| INSTRUCTION |
Which lines below hold the word "data"? Copy all of them.

| MATERIAL FOR THIS TASK |
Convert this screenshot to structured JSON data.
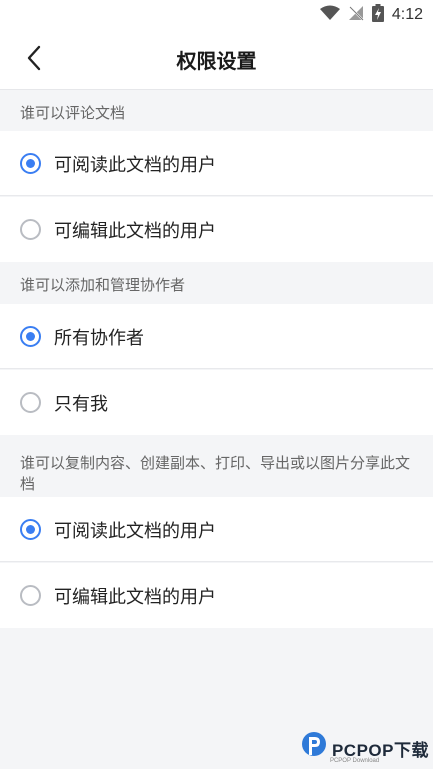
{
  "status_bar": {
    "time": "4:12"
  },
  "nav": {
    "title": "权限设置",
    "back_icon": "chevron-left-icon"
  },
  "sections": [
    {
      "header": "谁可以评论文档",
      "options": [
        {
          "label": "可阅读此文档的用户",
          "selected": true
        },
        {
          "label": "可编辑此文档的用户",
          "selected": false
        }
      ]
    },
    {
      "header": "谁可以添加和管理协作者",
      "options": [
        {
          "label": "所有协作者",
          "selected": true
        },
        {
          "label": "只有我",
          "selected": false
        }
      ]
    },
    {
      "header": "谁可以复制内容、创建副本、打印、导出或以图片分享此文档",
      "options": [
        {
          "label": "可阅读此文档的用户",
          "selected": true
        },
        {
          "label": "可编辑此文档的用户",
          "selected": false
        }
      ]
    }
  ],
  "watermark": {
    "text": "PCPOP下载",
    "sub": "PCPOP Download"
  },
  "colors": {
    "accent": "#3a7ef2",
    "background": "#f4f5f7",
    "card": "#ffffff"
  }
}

...

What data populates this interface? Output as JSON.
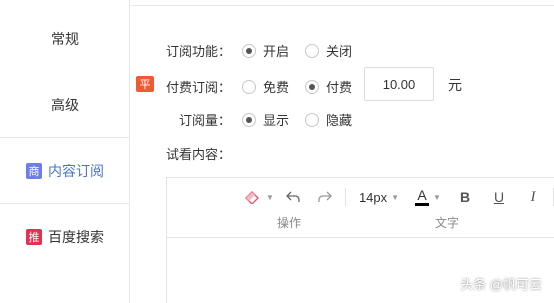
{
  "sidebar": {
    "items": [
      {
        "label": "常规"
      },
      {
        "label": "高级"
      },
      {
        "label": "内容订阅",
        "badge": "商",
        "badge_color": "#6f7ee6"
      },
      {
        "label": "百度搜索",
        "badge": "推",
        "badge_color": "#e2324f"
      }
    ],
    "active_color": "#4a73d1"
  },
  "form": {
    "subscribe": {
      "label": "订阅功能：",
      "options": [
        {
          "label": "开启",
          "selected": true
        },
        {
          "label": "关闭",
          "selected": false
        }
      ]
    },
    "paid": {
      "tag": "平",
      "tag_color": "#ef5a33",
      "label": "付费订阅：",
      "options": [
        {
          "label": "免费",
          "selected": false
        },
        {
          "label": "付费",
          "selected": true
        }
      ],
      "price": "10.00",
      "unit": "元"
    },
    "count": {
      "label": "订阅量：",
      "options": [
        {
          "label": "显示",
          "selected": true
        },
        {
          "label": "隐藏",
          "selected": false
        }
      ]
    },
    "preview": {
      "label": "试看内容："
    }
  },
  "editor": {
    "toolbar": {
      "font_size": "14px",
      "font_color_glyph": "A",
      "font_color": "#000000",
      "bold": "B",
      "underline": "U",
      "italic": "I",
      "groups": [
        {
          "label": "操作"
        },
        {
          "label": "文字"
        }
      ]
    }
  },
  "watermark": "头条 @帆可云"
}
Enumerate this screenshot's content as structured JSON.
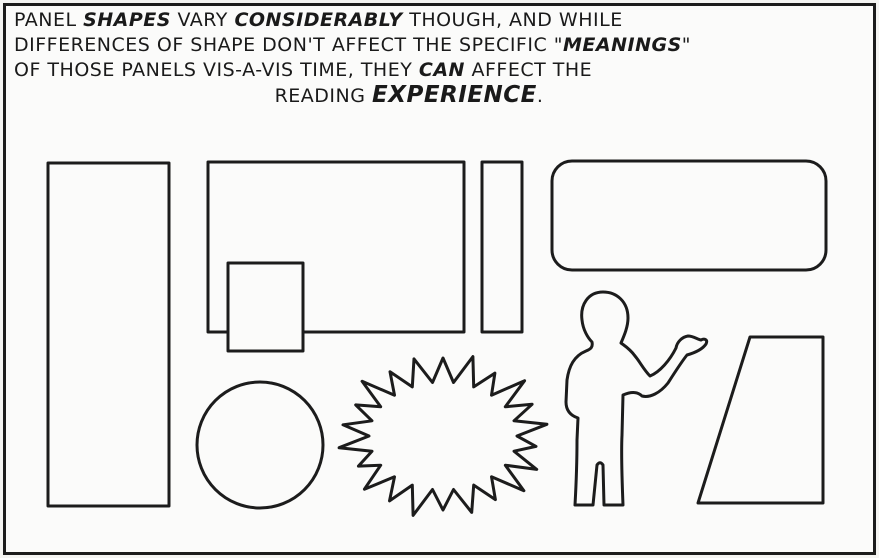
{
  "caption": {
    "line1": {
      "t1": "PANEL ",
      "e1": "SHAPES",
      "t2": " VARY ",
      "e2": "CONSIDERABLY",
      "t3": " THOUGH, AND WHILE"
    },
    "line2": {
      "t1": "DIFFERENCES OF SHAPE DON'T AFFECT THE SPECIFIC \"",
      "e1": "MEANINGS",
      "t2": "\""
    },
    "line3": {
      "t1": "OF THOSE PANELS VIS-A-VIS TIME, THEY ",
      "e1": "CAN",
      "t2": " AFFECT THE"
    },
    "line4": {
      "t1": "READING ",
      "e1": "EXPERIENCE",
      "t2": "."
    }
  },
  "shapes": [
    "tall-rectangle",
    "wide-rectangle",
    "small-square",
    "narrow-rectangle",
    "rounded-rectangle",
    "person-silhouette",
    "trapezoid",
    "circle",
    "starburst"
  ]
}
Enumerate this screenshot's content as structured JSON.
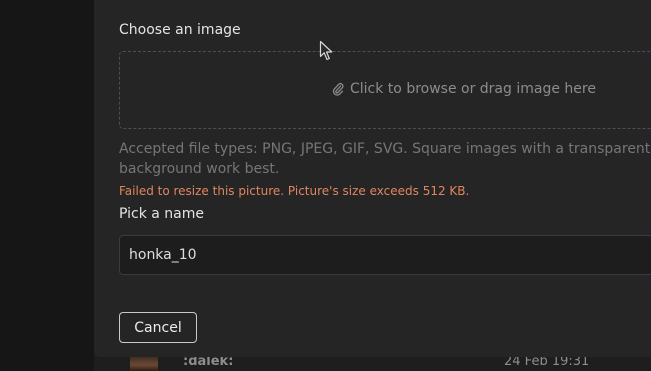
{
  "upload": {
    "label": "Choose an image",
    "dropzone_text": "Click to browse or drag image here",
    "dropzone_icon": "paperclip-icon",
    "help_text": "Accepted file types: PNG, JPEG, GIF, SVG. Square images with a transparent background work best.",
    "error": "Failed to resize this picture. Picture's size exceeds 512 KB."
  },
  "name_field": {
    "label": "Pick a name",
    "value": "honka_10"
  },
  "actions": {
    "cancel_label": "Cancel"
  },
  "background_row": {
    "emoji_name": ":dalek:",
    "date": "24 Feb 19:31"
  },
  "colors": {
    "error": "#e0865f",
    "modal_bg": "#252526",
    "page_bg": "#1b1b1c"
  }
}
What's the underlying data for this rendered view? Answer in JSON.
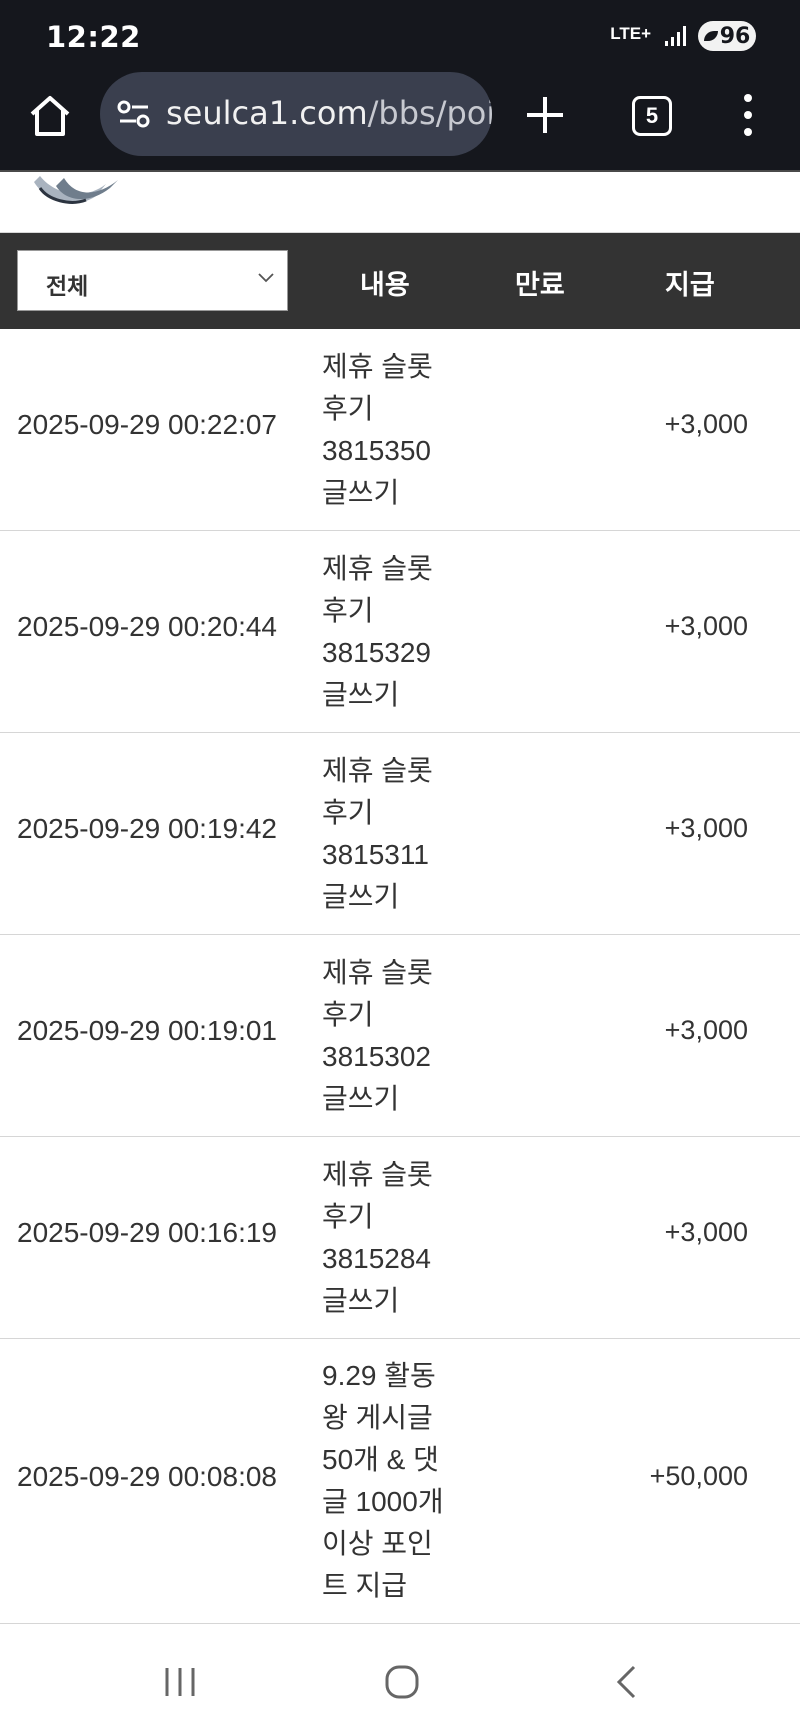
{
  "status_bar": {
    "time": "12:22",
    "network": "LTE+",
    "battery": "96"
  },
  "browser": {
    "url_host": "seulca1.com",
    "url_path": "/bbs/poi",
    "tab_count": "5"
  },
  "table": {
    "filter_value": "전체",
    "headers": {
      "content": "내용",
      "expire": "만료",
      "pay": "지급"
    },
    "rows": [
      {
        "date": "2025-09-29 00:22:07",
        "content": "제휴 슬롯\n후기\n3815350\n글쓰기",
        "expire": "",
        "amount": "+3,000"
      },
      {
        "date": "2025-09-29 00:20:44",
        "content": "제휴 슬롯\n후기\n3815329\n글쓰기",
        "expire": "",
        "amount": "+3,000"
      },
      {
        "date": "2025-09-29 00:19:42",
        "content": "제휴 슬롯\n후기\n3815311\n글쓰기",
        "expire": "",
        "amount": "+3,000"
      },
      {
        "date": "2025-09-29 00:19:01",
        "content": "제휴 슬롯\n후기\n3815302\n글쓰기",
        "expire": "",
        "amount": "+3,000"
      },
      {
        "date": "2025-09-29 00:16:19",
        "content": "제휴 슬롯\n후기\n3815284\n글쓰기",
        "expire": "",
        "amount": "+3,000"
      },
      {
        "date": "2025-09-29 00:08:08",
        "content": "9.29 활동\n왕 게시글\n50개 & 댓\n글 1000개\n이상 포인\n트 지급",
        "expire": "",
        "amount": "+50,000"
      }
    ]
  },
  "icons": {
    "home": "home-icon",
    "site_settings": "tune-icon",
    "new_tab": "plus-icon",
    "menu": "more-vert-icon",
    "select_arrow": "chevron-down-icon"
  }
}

| WRITTEN REPLY |
Convert this screenshot to structured JSON data.
What data populates this interface? Output as JSON.
What's the underlying data for this rendered view? Answer in JSON.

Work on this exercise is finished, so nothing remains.